* [WHAT IS ASKED]: Make an exact copy of the data below, leaving out every picture.

## start MATERIAL

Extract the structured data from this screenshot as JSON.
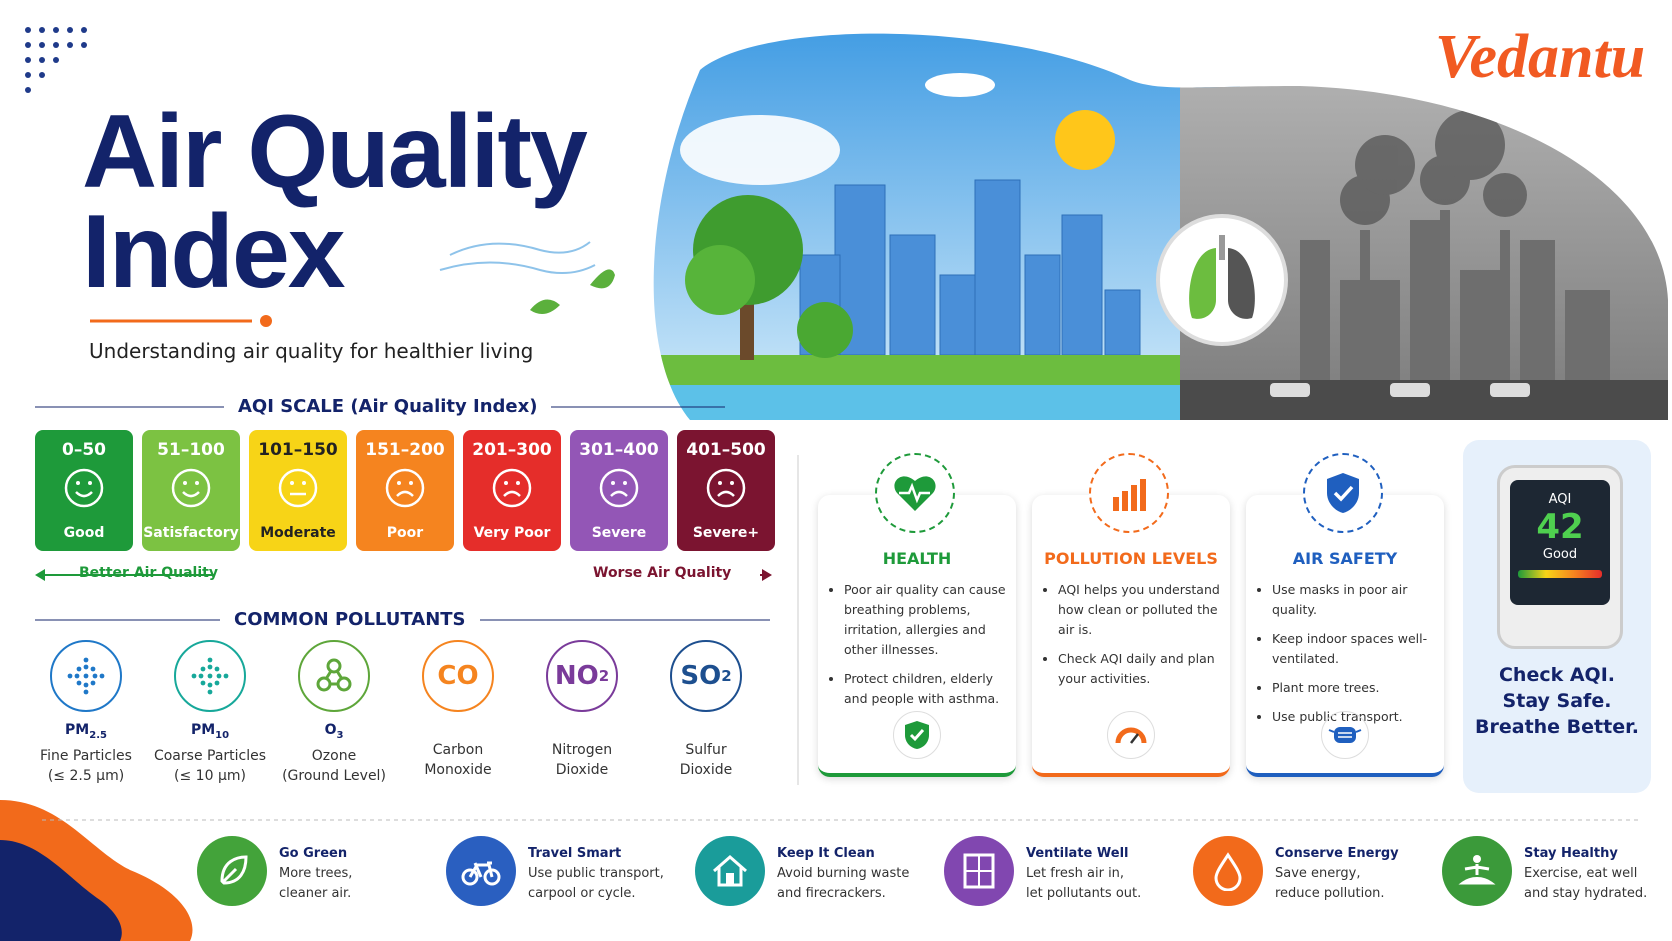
{
  "header": {
    "title_line1": "Air Quality",
    "title_line2": "Index",
    "subtitle": "Understanding air quality for healthier living",
    "logo": "Vedantu"
  },
  "aqi_scale": {
    "heading": "AQI SCALE (Air Quality Index)",
    "levels": [
      {
        "range": "0–50",
        "label": "Good",
        "color": "#1e9a3a"
      },
      {
        "range": "51–100",
        "label": "Satisfactory",
        "color": "#7cc242"
      },
      {
        "range": "101–150",
        "label": "Moderate",
        "color": "#f7d417"
      },
      {
        "range": "151–200",
        "label": "Poor",
        "color": "#f5841f"
      },
      {
        "range": "201–300",
        "label": "Very Poor",
        "color": "#e52d2a"
      },
      {
        "range": "301–400",
        "label": "Severe",
        "color": "#9356b6"
      },
      {
        "range": "401–500",
        "label": "Severe+",
        "color": "#7b1430"
      }
    ],
    "better": "Better Air Quality",
    "worse": "Worse Air Quality"
  },
  "pollutants": {
    "heading": "COMMON POLLUTANTS",
    "items": [
      {
        "formula": "PM",
        "formula_sub": "2.5",
        "name": "Fine Particles",
        "detail": "(≤ 2.5 μm)",
        "color": "#1f78c8"
      },
      {
        "formula": "PM",
        "formula_sub": "10",
        "name": "Coarse Particles",
        "detail": "(≤ 10 μm)",
        "color": "#17a89a"
      },
      {
        "formula": "O",
        "formula_sub": "3",
        "name": "Ozone",
        "detail": "(Ground Level)",
        "color": "#5ea63a"
      },
      {
        "icon_text": "CO",
        "name": "Carbon",
        "detail": "Monoxide",
        "color": "#f5841f"
      },
      {
        "icon_text": "NO",
        "icon_sub": "2",
        "name": "Nitrogen",
        "detail": "Dioxide",
        "color": "#7a3b9a"
      },
      {
        "icon_text": "SO",
        "icon_sub": "2",
        "name": "Sulfur",
        "detail": "Dioxide",
        "color": "#1d4f8f"
      }
    ]
  },
  "cards": [
    {
      "title": "HEALTH",
      "color": "#1e9a3a",
      "bullets": [
        "Poor air quality can cause breathing problems, irritation, allergies and other illnesses.",
        "Protect children, elderly and people with asthma."
      ]
    },
    {
      "title": "POLLUTION LEVELS",
      "color": "#f26a1b",
      "bullets": [
        "AQI helps you understand how clean or polluted the air is.",
        "Check AQI daily and plan your activities."
      ]
    },
    {
      "title": "AIR SAFETY",
      "color": "#1f5fbf",
      "bullets": [
        "Use masks in poor air quality.",
        "Keep indoor spaces well-ventilated.",
        "Plant more trees.",
        "Use public transport."
      ]
    }
  ],
  "device": {
    "label": "AQI",
    "value": 42,
    "status": "Good",
    "tagline": [
      "Check AQI.",
      "Stay Safe.",
      "Breathe Better."
    ]
  },
  "tips": [
    {
      "title": "Go Green",
      "lines": [
        "More trees,",
        "cleaner air."
      ],
      "color": "#43a33a"
    },
    {
      "title": "Travel Smart",
      "lines": [
        "Use public transport,",
        "carpool or cycle."
      ],
      "color": "#2a5fc0"
    },
    {
      "title": "Keep It Clean",
      "lines": [
        "Avoid burning waste",
        "and firecrackers."
      ],
      "color": "#1a9c9a"
    },
    {
      "title": "Ventilate Well",
      "lines": [
        "Let fresh air in,",
        "let pollutants out."
      ],
      "color": "#8147b0"
    },
    {
      "title": "Conserve Energy",
      "lines": [
        "Save energy,",
        "reduce pollution."
      ],
      "color": "#f26a1b"
    },
    {
      "title": "Stay Healthy",
      "lines": [
        "Exercise, eat well",
        "and stay hydrated."
      ],
      "color": "#3b9a3a"
    }
  ]
}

## end MATERIAL

* [ANSWER]:
Extract the structured data from this screenshot as JSON.
{
  "header": {
    "title_line1": "Air Quality",
    "title_line2": "Index",
    "subtitle": "Understanding air quality for healthier living",
    "logo": "Vedantu"
  },
  "aqi_scale": {
    "heading": "AQI SCALE (Air Quality Index)",
    "levels": [
      {
        "range": "0–50",
        "label": "Good",
        "color": "#1e9a3a"
      },
      {
        "range": "51–100",
        "label": "Satisfactory",
        "color": "#7cc242"
      },
      {
        "range": "101–150",
        "label": "Moderate",
        "color": "#f7d417"
      },
      {
        "range": "151–200",
        "label": "Poor",
        "color": "#f5841f"
      },
      {
        "range": "201–300",
        "label": "Very Poor",
        "color": "#e52d2a"
      },
      {
        "range": "301–400",
        "label": "Severe",
        "color": "#9356b6"
      },
      {
        "range": "401–500",
        "label": "Severe+",
        "color": "#7b1430"
      }
    ],
    "better": "Better Air Quality",
    "worse": "Worse Air Quality"
  },
  "pollutants": {
    "heading": "COMMON POLLUTANTS",
    "items": [
      {
        "formula": "PM",
        "formula_sub": "2.5",
        "name": "Fine Particles",
        "detail": "(≤ 2.5 μm)",
        "color": "#1f78c8"
      },
      {
        "formula": "PM",
        "formula_sub": "10",
        "name": "Coarse Particles",
        "detail": "(≤ 10 μm)",
        "color": "#17a89a"
      },
      {
        "formula": "O",
        "formula_sub": "3",
        "name": "Ozone",
        "detail": "(Ground Level)",
        "color": "#5ea63a"
      },
      {
        "icon_text": "CO",
        "name": "Carbon",
        "detail": "Monoxide",
        "color": "#f5841f"
      },
      {
        "icon_text": "NO",
        "icon_sub": "2",
        "name": "Nitrogen",
        "detail": "Dioxide",
        "color": "#7a3b9a"
      },
      {
        "icon_text": "SO",
        "icon_sub": "2",
        "name": "Sulfur",
        "detail": "Dioxide",
        "color": "#1d4f8f"
      }
    ]
  },
  "cards": [
    {
      "title": "HEALTH",
      "color": "#1e9a3a",
      "bullets": [
        "Poor air quality can cause breathing problems, irritation, allergies and other illnesses.",
        "Protect children, elderly and people with asthma."
      ]
    },
    {
      "title": "POLLUTION LEVELS",
      "color": "#f26a1b",
      "bullets": [
        "AQI helps you understand how clean or polluted the air is.",
        "Check AQI daily and plan your activities."
      ]
    },
    {
      "title": "AIR SAFETY",
      "color": "#1f5fbf",
      "bullets": [
        "Use masks in poor air quality.",
        "Keep indoor spaces well-ventilated.",
        "Plant more trees.",
        "Use public transport."
      ]
    }
  ],
  "device": {
    "label": "AQI",
    "value": 42,
    "status": "Good",
    "tagline": [
      "Check AQI.",
      "Stay Safe.",
      "Breathe Better."
    ]
  },
  "tips": [
    {
      "title": "Go Green",
      "lines": [
        "More trees,",
        "cleaner air."
      ],
      "color": "#43a33a"
    },
    {
      "title": "Travel Smart",
      "lines": [
        "Use public transport,",
        "carpool or cycle."
      ],
      "color": "#2a5fc0"
    },
    {
      "title": "Keep It Clean",
      "lines": [
        "Avoid burning waste",
        "and firecrackers."
      ],
      "color": "#1a9c9a"
    },
    {
      "title": "Ventilate Well",
      "lines": [
        "Let fresh air in,",
        "let pollutants out."
      ],
      "color": "#8147b0"
    },
    {
      "title": "Conserve Energy",
      "lines": [
        "Save energy,",
        "reduce pollution."
      ],
      "color": "#f26a1b"
    },
    {
      "title": "Stay Healthy",
      "lines": [
        "Exercise, eat well",
        "and stay hydrated."
      ],
      "color": "#3b9a3a"
    }
  ]
}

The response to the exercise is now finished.